------ LISTING ------
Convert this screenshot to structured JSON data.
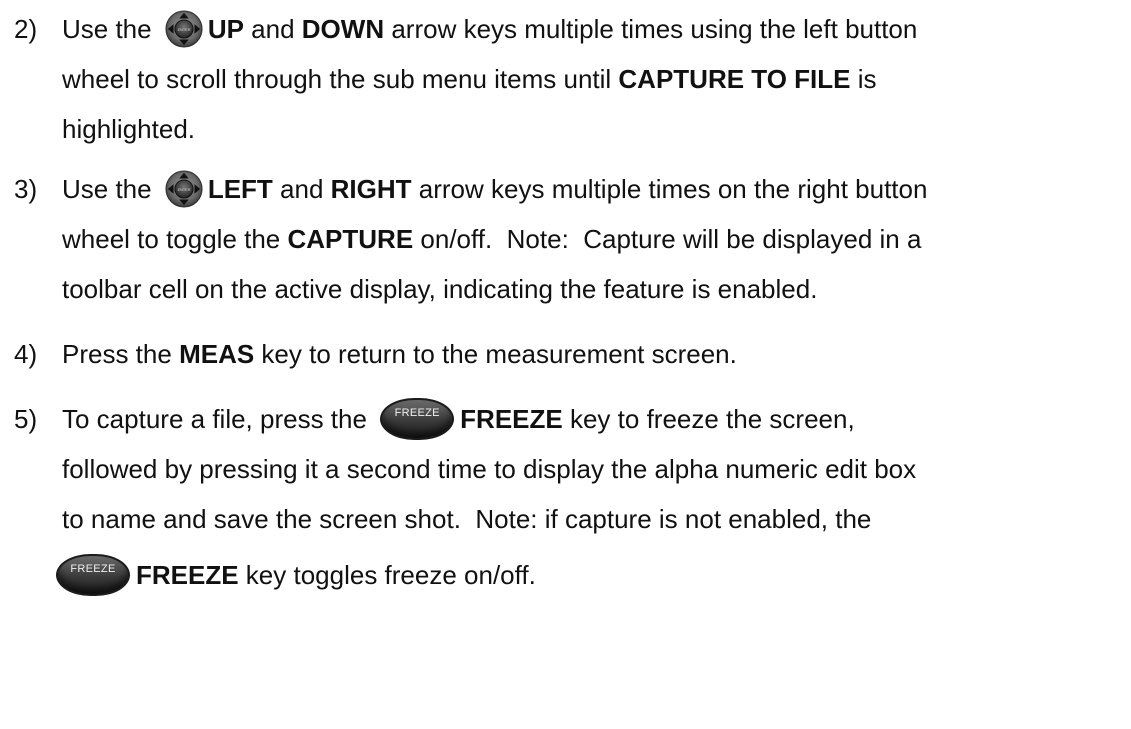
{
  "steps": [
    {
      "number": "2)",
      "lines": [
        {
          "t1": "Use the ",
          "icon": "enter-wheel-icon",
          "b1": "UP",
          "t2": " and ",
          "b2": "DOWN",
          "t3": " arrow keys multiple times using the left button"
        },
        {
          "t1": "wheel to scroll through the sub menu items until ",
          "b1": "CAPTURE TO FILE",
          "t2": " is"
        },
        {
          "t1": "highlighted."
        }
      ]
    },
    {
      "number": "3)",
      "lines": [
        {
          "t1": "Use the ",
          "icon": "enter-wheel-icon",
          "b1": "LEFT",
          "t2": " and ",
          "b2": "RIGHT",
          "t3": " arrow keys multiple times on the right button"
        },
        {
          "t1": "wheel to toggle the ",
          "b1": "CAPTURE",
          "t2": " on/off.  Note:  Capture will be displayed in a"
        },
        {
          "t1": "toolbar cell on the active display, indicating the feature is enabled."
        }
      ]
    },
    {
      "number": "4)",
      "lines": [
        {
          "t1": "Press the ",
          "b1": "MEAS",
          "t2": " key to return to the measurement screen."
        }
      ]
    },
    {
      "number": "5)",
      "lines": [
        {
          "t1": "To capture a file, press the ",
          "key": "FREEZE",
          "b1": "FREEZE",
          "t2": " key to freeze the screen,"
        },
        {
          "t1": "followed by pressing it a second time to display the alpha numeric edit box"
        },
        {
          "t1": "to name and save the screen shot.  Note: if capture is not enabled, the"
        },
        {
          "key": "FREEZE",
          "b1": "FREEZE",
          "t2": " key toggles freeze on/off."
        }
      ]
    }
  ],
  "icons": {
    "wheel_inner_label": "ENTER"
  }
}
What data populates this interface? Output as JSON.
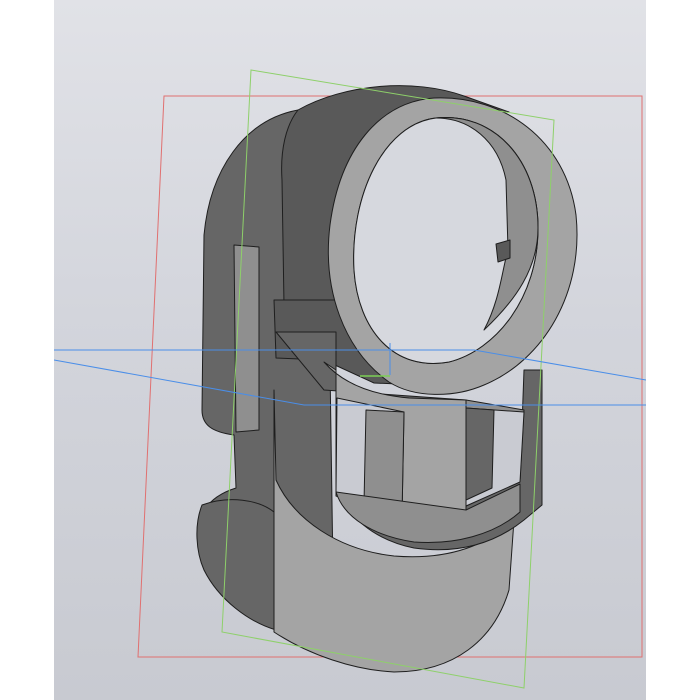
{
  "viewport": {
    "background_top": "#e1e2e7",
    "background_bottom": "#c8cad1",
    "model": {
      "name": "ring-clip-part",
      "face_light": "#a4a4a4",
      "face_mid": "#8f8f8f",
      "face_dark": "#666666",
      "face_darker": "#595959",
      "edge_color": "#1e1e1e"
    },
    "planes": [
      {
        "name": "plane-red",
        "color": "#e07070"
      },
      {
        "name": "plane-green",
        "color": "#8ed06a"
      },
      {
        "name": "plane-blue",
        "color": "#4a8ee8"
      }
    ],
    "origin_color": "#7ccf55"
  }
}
------
Print each record exactly as it stands, leaving the images out.

- RESULT
Convert this screenshot to structured JSON data.
{
  "steps": [
    {
      "number": "2)",
      "lines": [
        {
          "t1": "Use the ",
          "icon": "enter-wheel-icon",
          "b1": "UP",
          "t2": " and ",
          "b2": "DOWN",
          "t3": " arrow keys multiple times using the left button"
        },
        {
          "t1": "wheel to scroll through the sub menu items until ",
          "b1": "CAPTURE TO FILE",
          "t2": " is"
        },
        {
          "t1": "highlighted."
        }
      ]
    },
    {
      "number": "3)",
      "lines": [
        {
          "t1": "Use the ",
          "icon": "enter-wheel-icon",
          "b1": "LEFT",
          "t2": " and ",
          "b2": "RIGHT",
          "t3": " arrow keys multiple times on the right button"
        },
        {
          "t1": "wheel to toggle the ",
          "b1": "CAPTURE",
          "t2": " on/off.  Note:  Capture will be displayed in a"
        },
        {
          "t1": "toolbar cell on the active display, indicating the feature is enabled."
        }
      ]
    },
    {
      "number": "4)",
      "lines": [
        {
          "t1": "Press the ",
          "b1": "MEAS",
          "t2": " key to return to the measurement screen."
        }
      ]
    },
    {
      "number": "5)",
      "lines": [
        {
          "t1": "To capture a file, press the ",
          "key": "FREEZE",
          "b1": "FREEZE",
          "t2": " key to freeze the screen,"
        },
        {
          "t1": "followed by pressing it a second time to display the alpha numeric edit box"
        },
        {
          "t1": "to name and save the screen shot.  Note: if capture is not enabled, the"
        },
        {
          "key": "FREEZE",
          "b1": "FREEZE",
          "t2": " key toggles freeze on/off."
        }
      ]
    }
  ],
  "icons": {
    "wheel_inner_label": "ENTER"
  }
}
What data populates this interface? Output as JSON.
{
  "viewport": {
    "background_top": "#e1e2e7",
    "background_bottom": "#c8cad1",
    "model": {
      "name": "ring-clip-part",
      "face_light": "#a4a4a4",
      "face_mid": "#8f8f8f",
      "face_dark": "#666666",
      "face_darker": "#595959",
      "edge_color": "#1e1e1e"
    },
    "planes": [
      {
        "name": "plane-red",
        "color": "#e07070"
      },
      {
        "name": "plane-green",
        "color": "#8ed06a"
      },
      {
        "name": "plane-blue",
        "color": "#4a8ee8"
      }
    ],
    "origin_color": "#7ccf55"
  }
}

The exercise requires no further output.